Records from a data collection
•••••

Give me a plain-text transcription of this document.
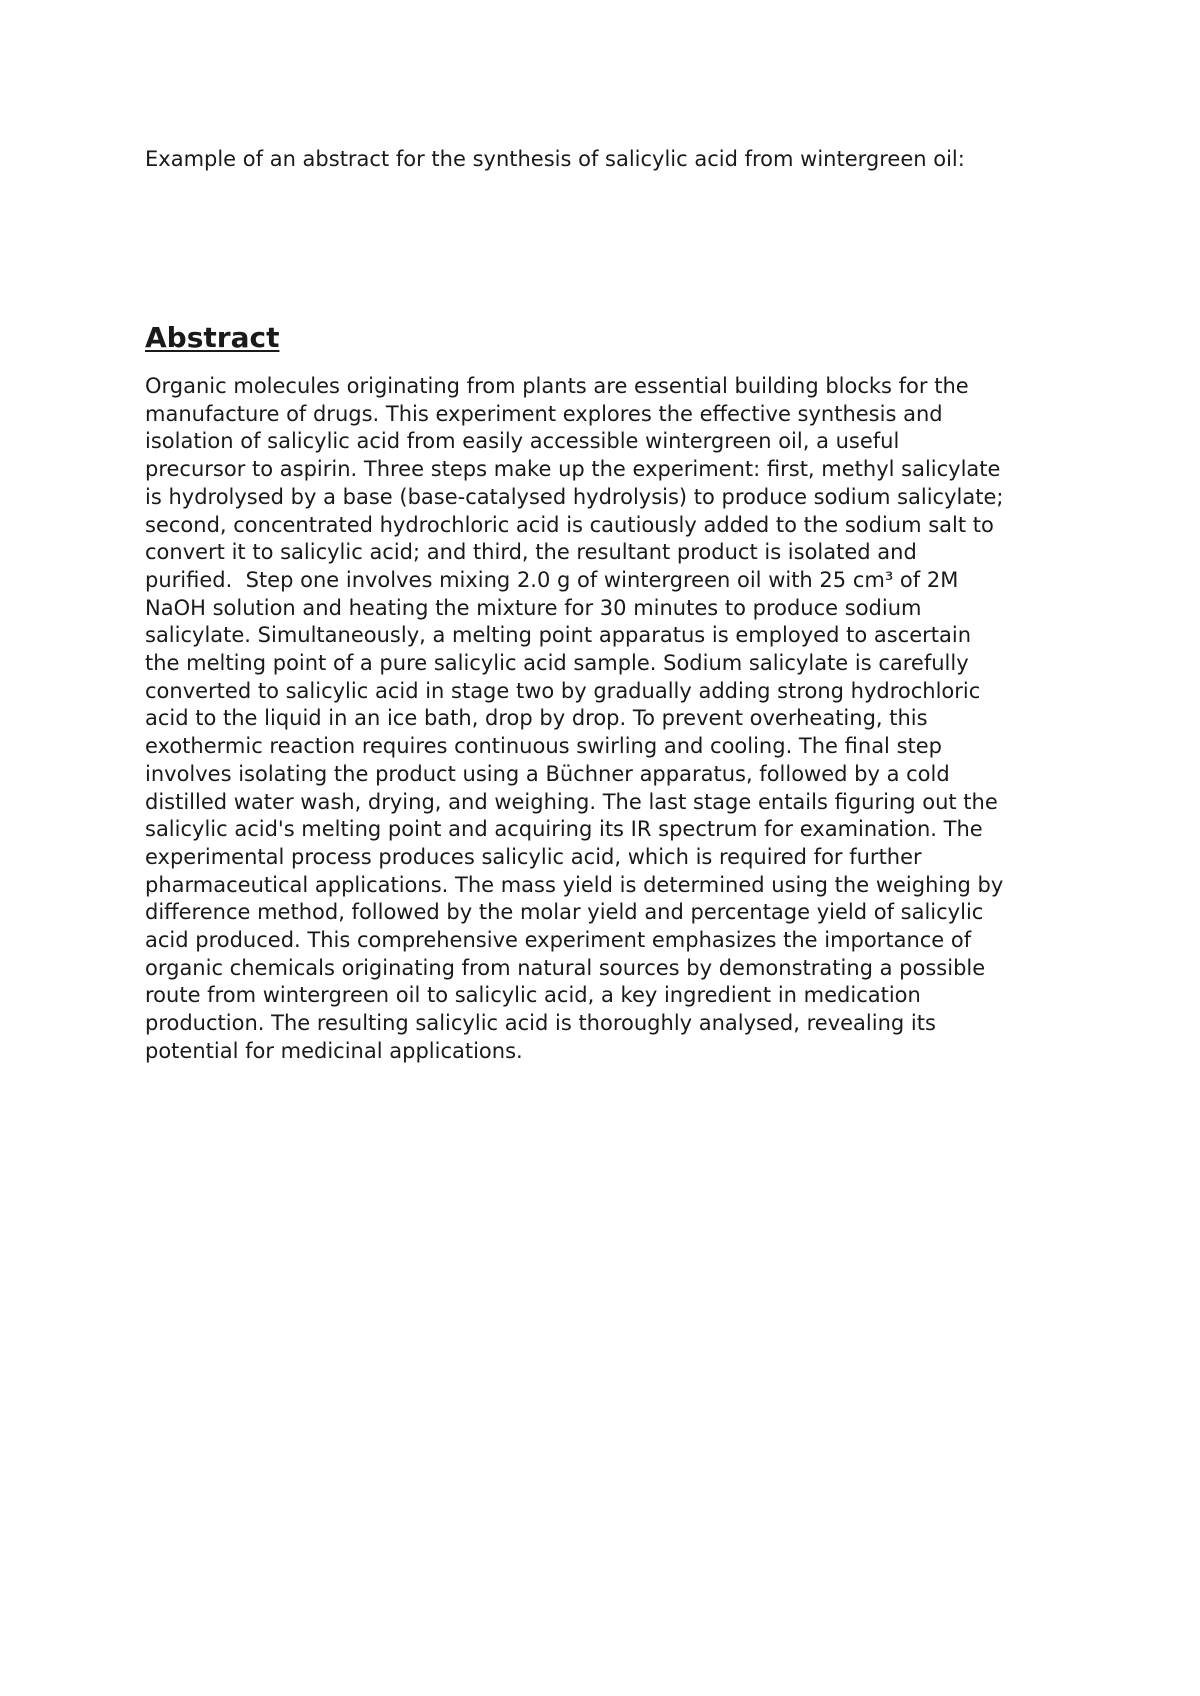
Example of an abstract for the synthesis of salicylic acid from wintergreen oil:
Abstract

Organic molecules originating from plants are essential building blocks for the
manufacture of drugs. This experiment explores the effective synthesis and
isolation of salicylic acid from easily accessible wintergreen oil, a useful
precursor to aspirin. Three steps make up the experiment: first, methyl salicylate
is hydrolysed by a base (base-catalysed hydrolysis) to produce sodium salicylate;
second, concentrated hydrochloric acid is cautiously added to the sodium salt to
convert it to salicylic acid; and third, the resultant product is isolated and
purified.  Step one involves mixing 2.0 g of wintergreen oil with 25 cm³ of 2M
NaOH solution and heating the mixture for 30 minutes to produce sodium
salicylate. Simultaneously, a melting point apparatus is employed to ascertain
the melting point of a pure salicylic acid sample. Sodium salicylate is carefully
converted to salicylic acid in stage two by gradually adding strong hydrochloric
acid to the liquid in an ice bath, drop by drop. To prevent overheating, this
exothermic reaction requires continuous swirling and cooling. The final step
involves isolating the product using a Büchner apparatus, followed by a cold
distilled water wash, drying, and weighing. The last stage entails figuring out the
salicylic acid's melting point and acquiring its IR spectrum for examination. The
experimental process produces salicylic acid, which is required for further
pharmaceutical applications. The mass yield is determined using the weighing by
difference method, followed by the molar yield and percentage yield of salicylic
acid produced. This comprehensive experiment emphasizes the importance of
organic chemicals originating from natural sources by demonstrating a possible
route from wintergreen oil to salicylic acid, a key ingredient in medication
production. The resulting salicylic acid is thoroughly analysed, revealing its
potential for medicinal applications.
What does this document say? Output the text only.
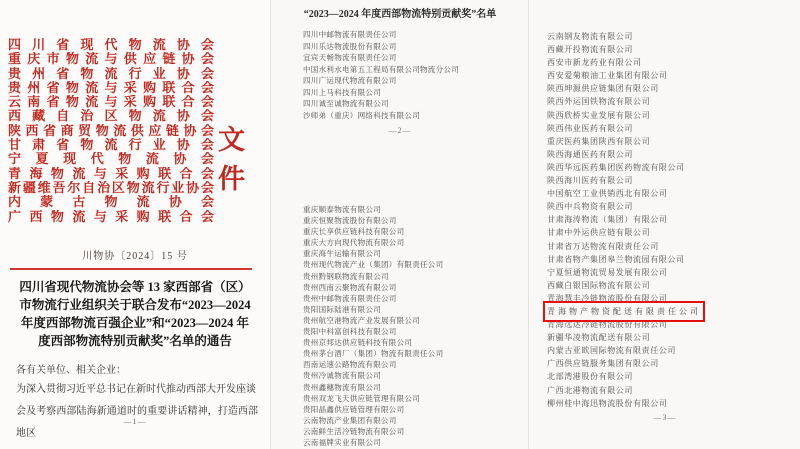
四川省现代物流协会
重庆市物流与供应链协会
贵州省物流行业协会
贵州省物流与采购联合会
云南省物流与采购联合会
西藏自治区物流协会
陕西省商贸物流供应链协会
甘肃省物流行业协会
宁夏现代物流协会
青海物流与采购联合会
新疆维吾尔自治区物流行业协会
内蒙古物流协会
广西物流与采购联合会
文件
川物协〔2024〕15 号
四川省现代物流协会等 13 家西部省（区）
市物流行业组织关于联合发布“2023—2024
年度西部物流百强企业”和“2023—2024 年
度西部物流特别贡献奖”名单的通告
各有关单位、相关企业：
为深入贯彻习近平总书记在新时代推动西部大开发座谈
会及考察西部陆海新通道时的重要讲话精神，打造西部地区
—1—
“2023—2024 年度西部物流特别贡献奖”名单
四川中邮物流有限责任公司
四川乐达物流股份有限公司
宜宾天畅物流有限责任公司
中国水利水电第五工程局有限公司物流分公司
四川广运现代物流有限公司
四川上马科技有限公司
四川诚至诚物流有限公司
沙师弟（重庆）网络科技有限公司
—2—
重庆顺泰物流有限公司
重庆恒聚物流股份有限公司
重庆长享供应链科技有限公司
重庆大方向现代物流有限公司
重庆海牛运输有限公司
贵州现代物流产业（集团）有限责任公司
贵州黔钢联物流有限公司
贵州西南云聚物流有限公司
贵州中邮物流有限责任公司
贵阳国际陆港有限公司
贵州航空港物流产业发展有限公司
贵阳中科富创科技有限公司
贵州京邦达供应链科技有限公司
贵州茅台酒厂（集团）物流有限责任公司
西南运速公路物流有限公司
贵州冷诚物流有限公司
贵州鑫穗物流有限公司
贵州双龙飞天供应链管理有限公司
贵阳晶鑫供应链管理有限公司
云南物流产业集团有限公司
云南鲜生活冷链物流有限公司
云南福牌实业有限公司
云南钢友物流有限公司
西藏开投物流有限公司
西安市新龙药业有限公司
西安爱菊粮油工业集团有限公司
陕西坤源供应链集团有限公司
陕西外运国铁物流有限公司
陕西欣桥实业发展有限公司
陕西伟业医药有限公司
重庆医药集团陕西有限公司
陕西海通医药有限公司
陕西华远医药集团医药物流有限公司
陕西海川医药有限公司
中国航空工业供销西北有限公司
陕西中兵物资有限公司
甘肃海涛物流（集团）有限公司
甘肃中外运供应链有限公司
甘肃省万达物流有限责任公司
甘肃省物产集团皋兰物流园有限公司
宁夏恒通物流贸易发展有限公司
西藏白银国际物流有限公司
青海慧丰冷链物流股份有限公司
青海物产物资配送有限责任公司
青海远达冷链物流股份有限公司
新疆华凌物流配送有限公司
内蒙古亚欧国际物流有限责任公司
广西供应链服务集团有限公司
北部湾港股份有限公司
广西北港物流有限公司
柳州桂中海迅物流股份有限公司
—3—
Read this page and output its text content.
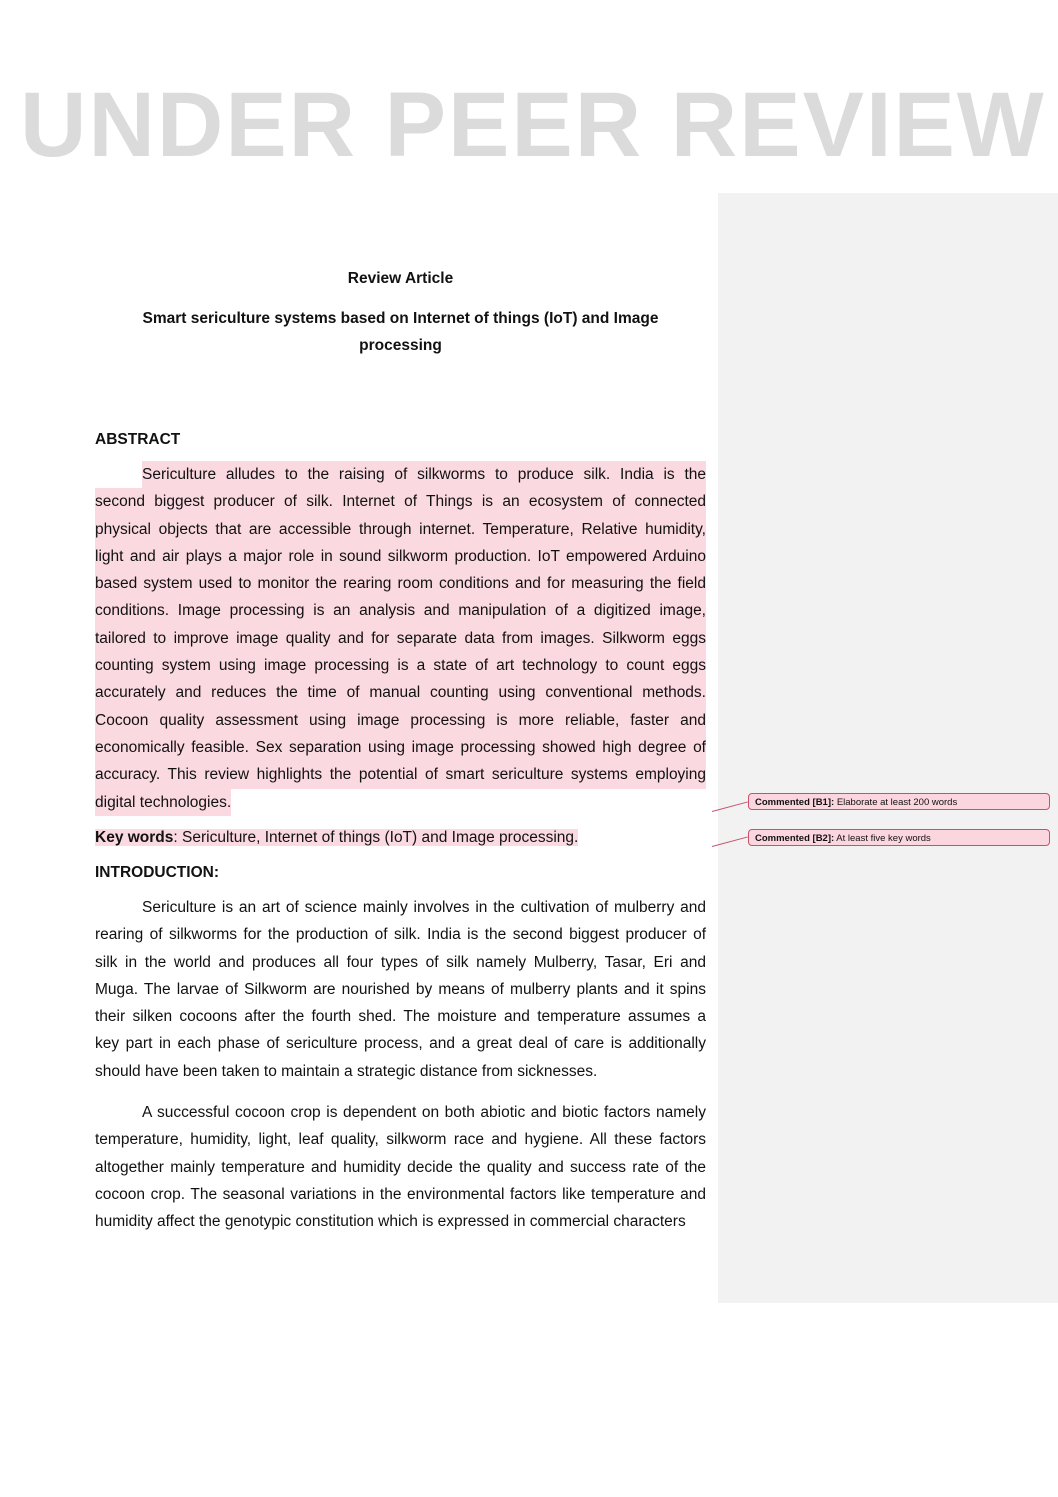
UNDER PEER REVIEW
Review Article
Smart sericulture systems based on Internet of things (IoT) and Image
processing
ABSTRACT
Sericulture alludes to the raising of silkworms to produce silk. India is the
second biggest producer of silk. Internet of Things is an ecosystem of connected
physical objects that are accessible through internet. Temperature, Relative humidity,
light and air plays a major role in sound silkworm production. IoT empowered Arduino
based system used to monitor the rearing room conditions and for measuring the field
conditions. Image processing is an analysis and manipulation of a digitized image,
tailored to improve image quality and for separate data from images. Silkworm eggs
counting system using image processing is a state of art technology to count eggs
accurately and reduces the time of manual counting using conventional methods.
Cocoon quality assessment using image processing is more reliable, faster and
economically feasible. Sex separation using image processing showed high degree of
accuracy. This review highlights the potential of smart sericulture systems employing
digital technologies.
Key words: Sericulture, Internet of things (IoT) and Image processing.
INTRODUCTION:
Sericulture is an art of science mainly involves in the cultivation of mulberry and
rearing of silkworms for the production of silk. India is the second biggest producer of
silk in the world and produces all four types of silk namely Mulberry, Tasar, Eri and
Muga. The larvae of Silkworm are nourished by means of mulberry plants and it spins
their silken cocoons after the fourth shed. The moisture and temperature assumes a
key part in each phase of sericulture process, and a great deal of care is additionally
should have been taken to maintain a strategic distance from sicknesses.
A successful cocoon crop is dependent on both abiotic and biotic factors namely
temperature, humidity, light, leaf quality, silkworm race and hygiene. All these factors
altogether mainly temperature and humidity decide the quality and success rate of the
cocoon crop. The seasonal variations in the environmental factors like temperature and
humidity affect the genotypic constitution which is expressed in commercial characters
Commented [B1]: Elaborate at least 200 words
Commented [B2]: At least five key words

•••••

Give every line back word for word and leave the pictures out.

Give me a plain-text transcription of this document.
Example of an abstract for the synthesis of salicylic acid from wintergreen oil:
Abstract

Organic molecules originating from plants are essential building blocks for the
manufacture of drugs. This experiment explores the effective synthesis and
isolation of salicylic acid from easily accessible wintergreen oil, a useful
precursor to aspirin. Three steps make up the experiment: first, methyl salicylate
is hydrolysed by a base (base-catalysed hydrolysis) to produce sodium salicylate;
second, concentrated hydrochloric acid is cautiously added to the sodium salt to
convert it to salicylic acid; and third, the resultant product is isolated and
purified.  Step one involves mixing 2.0 g of wintergreen oil with 25 cm³ of 2M
NaOH solution and heating the mixture for 30 minutes to produce sodium
salicylate. Simultaneously, a melting point apparatus is employed to ascertain
the melting point of a pure salicylic acid sample. Sodium salicylate is carefully
converted to salicylic acid in stage two by gradually adding strong hydrochloric
acid to the liquid in an ice bath, drop by drop. To prevent overheating, this
exothermic reaction requires continuous swirling and cooling. The final step
involves isolating the product using a Büchner apparatus, followed by a cold
distilled water wash, drying, and weighing. The last stage entails figuring out the
salicylic acid's melting point and acquiring its IR spectrum for examination. The
experimental process produces salicylic acid, which is required for further
pharmaceutical applications. The mass yield is determined using the weighing by
difference method, followed by the molar yield and percentage yield of salicylic
acid produced. This comprehensive experiment emphasizes the importance of
organic chemicals originating from natural sources by demonstrating a possible
route from wintergreen oil to salicylic acid, a key ingredient in medication
production. The resulting salicylic acid is thoroughly analysed, revealing its
potential for medicinal applications.
What does this document say? Output the text only.
四川省现代物流协会
重庆市物流与供应链协会
贵州省物流行业协会
贵州省物流与采购联合会
云南省物流与采购联合会
西藏自治区物流协会
陕西省商贸物流供应链协会
甘肃省物流行业协会
宁夏现代物流协会
青海物流与采购联合会
新疆维吾尔自治区物流行业协会
内蒙古物流协会
广西物流与采购联合会
文件
川物协〔2024〕15 号
四川省现代物流协会等 13 家西部省（区）
市物流行业组织关于联合发布“2023—2024
年度西部物流百强企业”和“2023—2024 年
度西部物流特别贡献奖”名单的通告
各有关单位、相关企业：
为深入贯彻习近平总书记在新时代推动西部大开发座谈
会及考察西部陆海新通道时的重要讲话精神，打造西部地区
—1—
“2023—2024 年度西部物流特别贡献奖”名单
四川中邮物流有限责任公司
四川乐达物流股份有限公司
宜宾天畅物流有限责任公司
中国水利水电第五工程局有限公司物流分公司
四川广运现代物流有限公司
四川上马科技有限公司
四川诚至诚物流有限公司
沙师弟（重庆）网络科技有限公司
—2—
重庆顺泰物流有限公司
重庆恒聚物流股份有限公司
重庆长享供应链科技有限公司
重庆大方向现代物流有限公司
重庆海牛运输有限公司
贵州现代物流产业（集团）有限责任公司
贵州黔钢联物流有限公司
贵州西南云聚物流有限公司
贵州中邮物流有限责任公司
贵阳国际陆港有限公司
贵州航空港物流产业发展有限公司
贵阳中科富创科技有限公司
贵州京邦达供应链科技有限公司
贵州茅台酒厂（集团）物流有限责任公司
西南运速公路物流有限公司
贵州冷诚物流有限公司
贵州鑫穗物流有限公司
贵州双龙飞天供应链管理有限公司
贵阳晶鑫供应链管理有限公司
云南物流产业集团有限公司
云南鲜生活冷链物流有限公司
云南福牌实业有限公司
云南钢友物流有限公司
西藏开投物流有限公司
西安市新龙药业有限公司
西安爱菊粮油工业集团有限公司
陕西坤源供应链集团有限公司
陕西外运国铁物流有限公司
陕西欣桥实业发展有限公司
陕西伟业医药有限公司
重庆医药集团陕西有限公司
陕西海通医药有限公司
陕西华远医药集团医药物流有限公司
陕西海川医药有限公司
中国航空工业供销西北有限公司
陕西中兵物资有限公司
甘肃海涛物流（集团）有限公司
甘肃中外运供应链有限公司
甘肃省万达物流有限责任公司
甘肃省物产集团皋兰物流园有限公司
宁夏恒通物流贸易发展有限公司
西藏白银国际物流有限公司
青海慧丰冷链物流股份有限公司
青海物产物资配送有限责任公司
青海远达冷链物流股份有限公司
新疆华凌物流配送有限公司
内蒙古亚欧国际物流有限责任公司
广西供应链服务集团有限公司
北部湾港股份有限公司
广西北港物流有限公司
柳州桂中海迅物流股份有限公司
—3—
Read this page and output its text content.
UNDER PEER REVIEW
Review Article
Smart sericulture systems based on Internet of things (IoT) and Image
processing
ABSTRACT
Sericulture alludes to the raising of silkworms to produce silk. India is the
second biggest producer of silk. Internet of Things is an ecosystem of connected
physical objects that are accessible through internet. Temperature, Relative humidity,
light and air plays a major role in sound silkworm production. IoT empowered Arduino
based system used to monitor the rearing room conditions and for measuring the field
conditions. Image processing is an analysis and manipulation of a digitized image,
tailored to improve image quality and for separate data from images. Silkworm eggs
counting system using image processing is a state of art technology to count eggs
accurately and reduces the time of manual counting using conventional methods.
Cocoon quality assessment using image processing is more reliable, faster and
economically feasible. Sex separation using image processing showed high degree of
accuracy. This review highlights the potential of smart sericulture systems employing
digital technologies.
Key words: Sericulture, Internet of things (IoT) and Image processing.
INTRODUCTION:
Sericulture is an art of science mainly involves in the cultivation of mulberry and
rearing of silkworms for the production of silk. India is the second biggest producer of
silk in the world and produces all four types of silk namely Mulberry, Tasar, Eri and
Muga. The larvae of Silkworm are nourished by means of mulberry plants and it spins
their silken cocoons after the fourth shed. The moisture and temperature assumes a
key part in each phase of sericulture process, and a great deal of care is additionally
should have been taken to maintain a strategic distance from sicknesses.
A successful cocoon crop is dependent on both abiotic and biotic factors namely
temperature, humidity, light, leaf quality, silkworm race and hygiene. All these factors
altogether mainly temperature and humidity decide the quality and success rate of the
cocoon crop. The seasonal variations in the environmental factors like temperature and
humidity affect the genotypic constitution which is expressed in commercial characters
Commented [B1]: Elaborate at least 200 words
Commented [B2]: At least five key words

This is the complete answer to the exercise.